▶ [Task statement]
Write the records below out again exactly as given, with no images.

************

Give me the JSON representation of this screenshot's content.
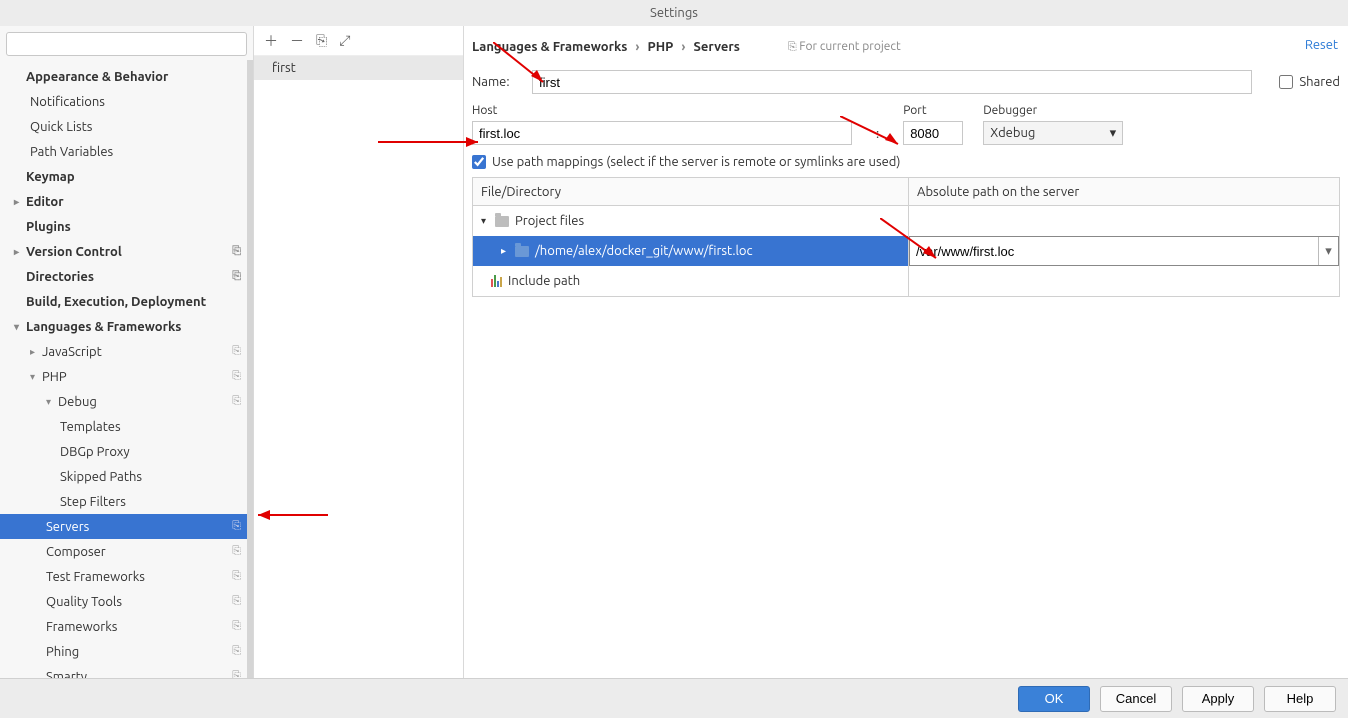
{
  "window": {
    "title": "Settings"
  },
  "sidebar": {
    "search_placeholder": "",
    "items": {
      "appearance": "Appearance & Behavior",
      "notifications": "Notifications",
      "quicklists": "Quick Lists",
      "pathvars": "Path Variables",
      "keymap": "Keymap",
      "editor": "Editor",
      "plugins": "Plugins",
      "vcs": "Version Control",
      "directories": "Directories",
      "build": "Build, Execution, Deployment",
      "langfw": "Languages & Frameworks",
      "javascript": "JavaScript",
      "php": "PHP",
      "debug": "Debug",
      "templates": "Templates",
      "dbgp": "DBGp Proxy",
      "skipped": "Skipped Paths",
      "stepfilters": "Step Filters",
      "servers": "Servers",
      "composer": "Composer",
      "testfw": "Test Frameworks",
      "quality": "Quality Tools",
      "frameworks": "Frameworks",
      "phing": "Phing",
      "smarty": "Smarty"
    }
  },
  "breadcrumbs": {
    "a": "Languages & Frameworks",
    "b": "PHP",
    "c": "Servers",
    "hint": "For current project",
    "reset": "Reset"
  },
  "serverlist": {
    "item0": "first"
  },
  "form": {
    "name_label": "Name:",
    "name_value": "first",
    "shared_label": "Shared",
    "host_label": "Host",
    "host_value": "first.loc",
    "port_label": "Port",
    "port_value": "8080",
    "debugger_label": "Debugger",
    "debugger_value": "Xdebug",
    "pathmap_label": "Use path mappings (select if the server is remote or symlinks are used)",
    "col1": "File/Directory",
    "col2": "Absolute path on the server",
    "project_files": "Project files",
    "local_path": "/home/alex/docker_git/www/first.loc",
    "remote_path": "/var/www/first.loc",
    "include_path": "Include path"
  },
  "buttons": {
    "ok": "OK",
    "cancel": "Cancel",
    "apply": "Apply",
    "help": "Help"
  }
}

************

▶ [Written answer]
Give me the JSON representation of this screenshot's content.
{
  "window": {
    "title": "Settings"
  },
  "sidebar": {
    "search_placeholder": "",
    "items": {
      "appearance": "Appearance & Behavior",
      "notifications": "Notifications",
      "quicklists": "Quick Lists",
      "pathvars": "Path Variables",
      "keymap": "Keymap",
      "editor": "Editor",
      "plugins": "Plugins",
      "vcs": "Version Control",
      "directories": "Directories",
      "build": "Build, Execution, Deployment",
      "langfw": "Languages & Frameworks",
      "javascript": "JavaScript",
      "php": "PHP",
      "debug": "Debug",
      "templates": "Templates",
      "dbgp": "DBGp Proxy",
      "skipped": "Skipped Paths",
      "stepfilters": "Step Filters",
      "servers": "Servers",
      "composer": "Composer",
      "testfw": "Test Frameworks",
      "quality": "Quality Tools",
      "frameworks": "Frameworks",
      "phing": "Phing",
      "smarty": "Smarty"
    }
  },
  "breadcrumbs": {
    "a": "Languages & Frameworks",
    "b": "PHP",
    "c": "Servers",
    "hint": "For current project",
    "reset": "Reset"
  },
  "serverlist": {
    "item0": "first"
  },
  "form": {
    "name_label": "Name:",
    "name_value": "first",
    "shared_label": "Shared",
    "host_label": "Host",
    "host_value": "first.loc",
    "port_label": "Port",
    "port_value": "8080",
    "debugger_label": "Debugger",
    "debugger_value": "Xdebug",
    "pathmap_label": "Use path mappings (select if the server is remote or symlinks are used)",
    "col1": "File/Directory",
    "col2": "Absolute path on the server",
    "project_files": "Project files",
    "local_path": "/home/alex/docker_git/www/first.loc",
    "remote_path": "/var/www/first.loc",
    "include_path": "Include path"
  },
  "buttons": {
    "ok": "OK",
    "cancel": "Cancel",
    "apply": "Apply",
    "help": "Help"
  }
}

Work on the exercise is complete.